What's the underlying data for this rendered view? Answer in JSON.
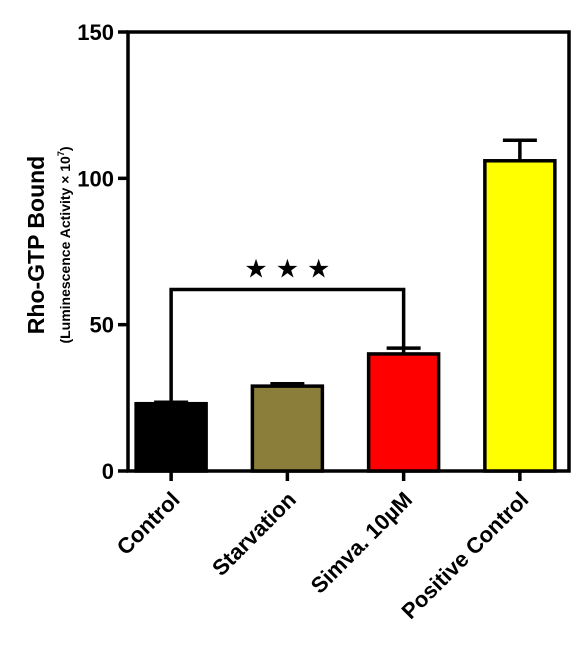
{
  "chart_data": {
    "type": "bar",
    "categories": [
      "Control",
      "Starvation",
      "Simva. 10µM",
      "Positive Control"
    ],
    "values": [
      23,
      29,
      40,
      106
    ],
    "errors": [
      0.5,
      0.8,
      2,
      7
    ],
    "colors": [
      "#000000",
      "#8B7D3A",
      "#FF0000",
      "#FFFF00"
    ],
    "ylabel": "Rho-GTP Bound",
    "ylabel_sub_prefix": "(Luminescence Activity × 10",
    "ylabel_sub_exp": "7",
    "ylabel_sub_suffix": ")",
    "ylim": [
      0,
      150
    ],
    "yticks": [
      "0",
      "50",
      "100",
      "150"
    ],
    "significance": {
      "between": [
        "Control",
        "Simva. 10µM"
      ],
      "level": 62,
      "label": "★★★"
    }
  }
}
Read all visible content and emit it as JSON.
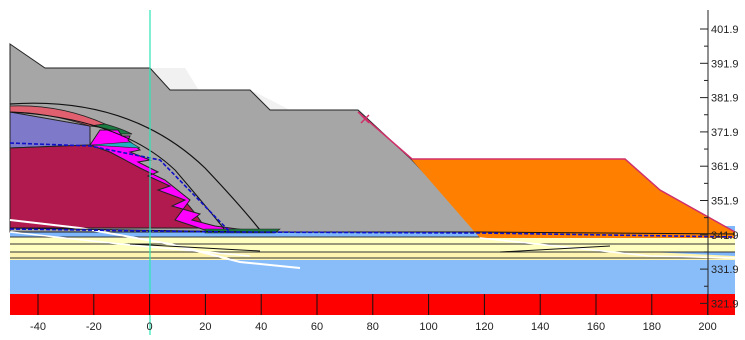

++++++++++++++++++++

__What you are asked to do__. Every record is to be reproduced exactly, with no pictures included.

__Reply__.
What's the underlying data for this rendered view? Answer in JSON.
{
  "chart_data": {
    "type": "bar",
    "categories": [
      "Control",
      "Starvation",
      "Simva. 10µM",
      "Positive Control"
    ],
    "values": [
      23,
      29,
      40,
      106
    ],
    "errors": [
      0.5,
      0.8,
      2,
      7
    ],
    "colors": [
      "#000000",
      "#8B7D3A",
      "#FF0000",
      "#FFFF00"
    ],
    "ylabel": "Rho-GTP Bound",
    "ylabel_sub_prefix": "(Luminescence Activity × 10",
    "ylabel_sub_exp": "7",
    "ylabel_sub_suffix": ")",
    "ylim": [
      0,
      150
    ],
    "yticks": [
      "0",
      "50",
      "100",
      "150"
    ],
    "significance": {
      "between": [
        "Control",
        "Simva. 10µM"
      ],
      "level": 62,
      "label": "★★★"
    }
  }
}
Read all visible content and emit it as JSON.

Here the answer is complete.